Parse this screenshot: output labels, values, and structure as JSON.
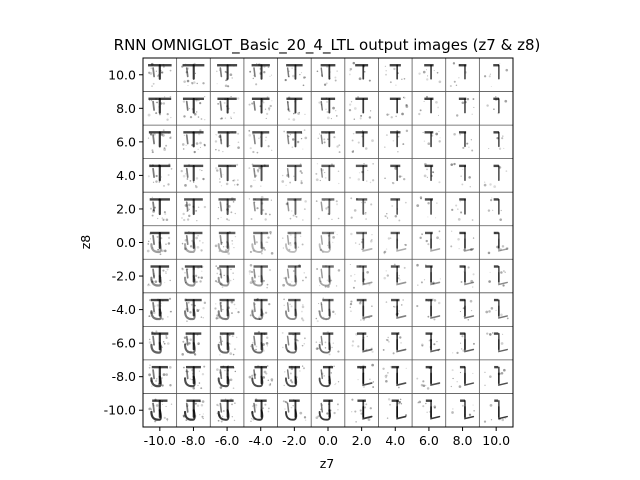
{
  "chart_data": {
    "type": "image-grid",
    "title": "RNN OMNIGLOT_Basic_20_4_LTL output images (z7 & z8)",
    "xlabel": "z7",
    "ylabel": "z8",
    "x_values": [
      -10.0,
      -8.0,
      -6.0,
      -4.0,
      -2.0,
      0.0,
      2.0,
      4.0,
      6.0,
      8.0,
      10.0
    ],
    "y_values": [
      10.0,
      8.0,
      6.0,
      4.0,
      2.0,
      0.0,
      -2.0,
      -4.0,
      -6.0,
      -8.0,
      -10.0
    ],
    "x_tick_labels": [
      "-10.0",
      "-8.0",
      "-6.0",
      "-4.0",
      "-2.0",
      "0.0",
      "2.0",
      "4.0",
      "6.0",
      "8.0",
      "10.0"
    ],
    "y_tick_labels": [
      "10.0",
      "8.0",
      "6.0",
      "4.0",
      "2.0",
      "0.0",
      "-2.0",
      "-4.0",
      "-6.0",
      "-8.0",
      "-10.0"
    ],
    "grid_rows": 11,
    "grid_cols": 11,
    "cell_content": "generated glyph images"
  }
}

========================================

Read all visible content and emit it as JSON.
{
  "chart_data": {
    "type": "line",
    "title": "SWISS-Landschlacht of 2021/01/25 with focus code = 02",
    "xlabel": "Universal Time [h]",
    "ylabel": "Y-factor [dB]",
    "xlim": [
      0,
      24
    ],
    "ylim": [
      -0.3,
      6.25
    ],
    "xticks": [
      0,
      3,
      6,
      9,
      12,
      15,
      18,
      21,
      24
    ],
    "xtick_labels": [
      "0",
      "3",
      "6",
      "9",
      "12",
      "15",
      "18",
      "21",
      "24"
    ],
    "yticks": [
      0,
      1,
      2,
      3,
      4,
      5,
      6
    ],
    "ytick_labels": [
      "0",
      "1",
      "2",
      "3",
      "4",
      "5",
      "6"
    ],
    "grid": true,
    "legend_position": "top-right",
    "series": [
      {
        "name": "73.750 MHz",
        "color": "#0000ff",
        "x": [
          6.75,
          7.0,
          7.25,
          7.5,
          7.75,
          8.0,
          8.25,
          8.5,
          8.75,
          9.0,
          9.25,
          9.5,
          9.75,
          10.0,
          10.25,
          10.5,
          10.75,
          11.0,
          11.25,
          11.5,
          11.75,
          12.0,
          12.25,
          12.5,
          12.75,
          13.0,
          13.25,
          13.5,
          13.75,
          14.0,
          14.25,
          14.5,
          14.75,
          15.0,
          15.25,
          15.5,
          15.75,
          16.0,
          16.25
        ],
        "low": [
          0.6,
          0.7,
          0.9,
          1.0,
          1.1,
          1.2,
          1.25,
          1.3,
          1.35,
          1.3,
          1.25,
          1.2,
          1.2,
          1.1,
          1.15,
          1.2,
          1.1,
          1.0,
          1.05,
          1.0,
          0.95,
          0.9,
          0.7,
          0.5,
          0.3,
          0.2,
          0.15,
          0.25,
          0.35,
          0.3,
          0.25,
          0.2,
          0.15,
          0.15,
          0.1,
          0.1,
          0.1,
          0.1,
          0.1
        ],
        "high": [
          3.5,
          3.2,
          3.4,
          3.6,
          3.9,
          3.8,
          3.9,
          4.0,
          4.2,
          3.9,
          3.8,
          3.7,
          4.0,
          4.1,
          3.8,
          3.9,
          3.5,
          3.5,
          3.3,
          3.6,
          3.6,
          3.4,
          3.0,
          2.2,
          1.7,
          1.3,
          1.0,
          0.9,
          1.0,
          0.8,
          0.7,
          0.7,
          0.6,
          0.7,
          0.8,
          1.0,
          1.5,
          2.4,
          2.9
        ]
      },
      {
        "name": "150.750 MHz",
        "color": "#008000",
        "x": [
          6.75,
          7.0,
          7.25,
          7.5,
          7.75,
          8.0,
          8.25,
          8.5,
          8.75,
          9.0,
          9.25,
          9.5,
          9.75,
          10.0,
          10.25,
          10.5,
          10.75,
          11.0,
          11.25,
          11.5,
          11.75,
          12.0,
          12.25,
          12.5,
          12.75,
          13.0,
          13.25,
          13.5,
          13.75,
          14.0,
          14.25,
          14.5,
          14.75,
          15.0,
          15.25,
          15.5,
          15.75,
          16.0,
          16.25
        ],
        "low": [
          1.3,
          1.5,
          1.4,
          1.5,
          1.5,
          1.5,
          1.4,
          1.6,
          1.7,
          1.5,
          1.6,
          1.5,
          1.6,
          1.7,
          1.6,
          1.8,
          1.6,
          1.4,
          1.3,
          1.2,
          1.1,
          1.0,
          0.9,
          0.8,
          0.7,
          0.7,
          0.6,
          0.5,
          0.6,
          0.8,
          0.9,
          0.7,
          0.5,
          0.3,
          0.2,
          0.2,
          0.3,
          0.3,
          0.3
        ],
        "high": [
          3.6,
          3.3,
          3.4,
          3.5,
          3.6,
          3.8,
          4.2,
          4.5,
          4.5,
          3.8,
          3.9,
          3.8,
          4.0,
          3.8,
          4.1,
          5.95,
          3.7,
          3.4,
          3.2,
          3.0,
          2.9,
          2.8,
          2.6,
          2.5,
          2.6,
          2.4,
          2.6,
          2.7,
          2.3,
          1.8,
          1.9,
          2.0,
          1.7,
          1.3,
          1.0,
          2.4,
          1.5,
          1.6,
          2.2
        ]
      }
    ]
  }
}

========================================

--- Problem to work on ---
Pick out lines containing the word "title", each one as written.

--- Expected answer ---
    "title": "RNN OMNIGLOT_Basic_20_4_LTL output images (z7 & z8)",
    "title": "SWISS-Landschlacht of 2021/01/25 with focus code = 02",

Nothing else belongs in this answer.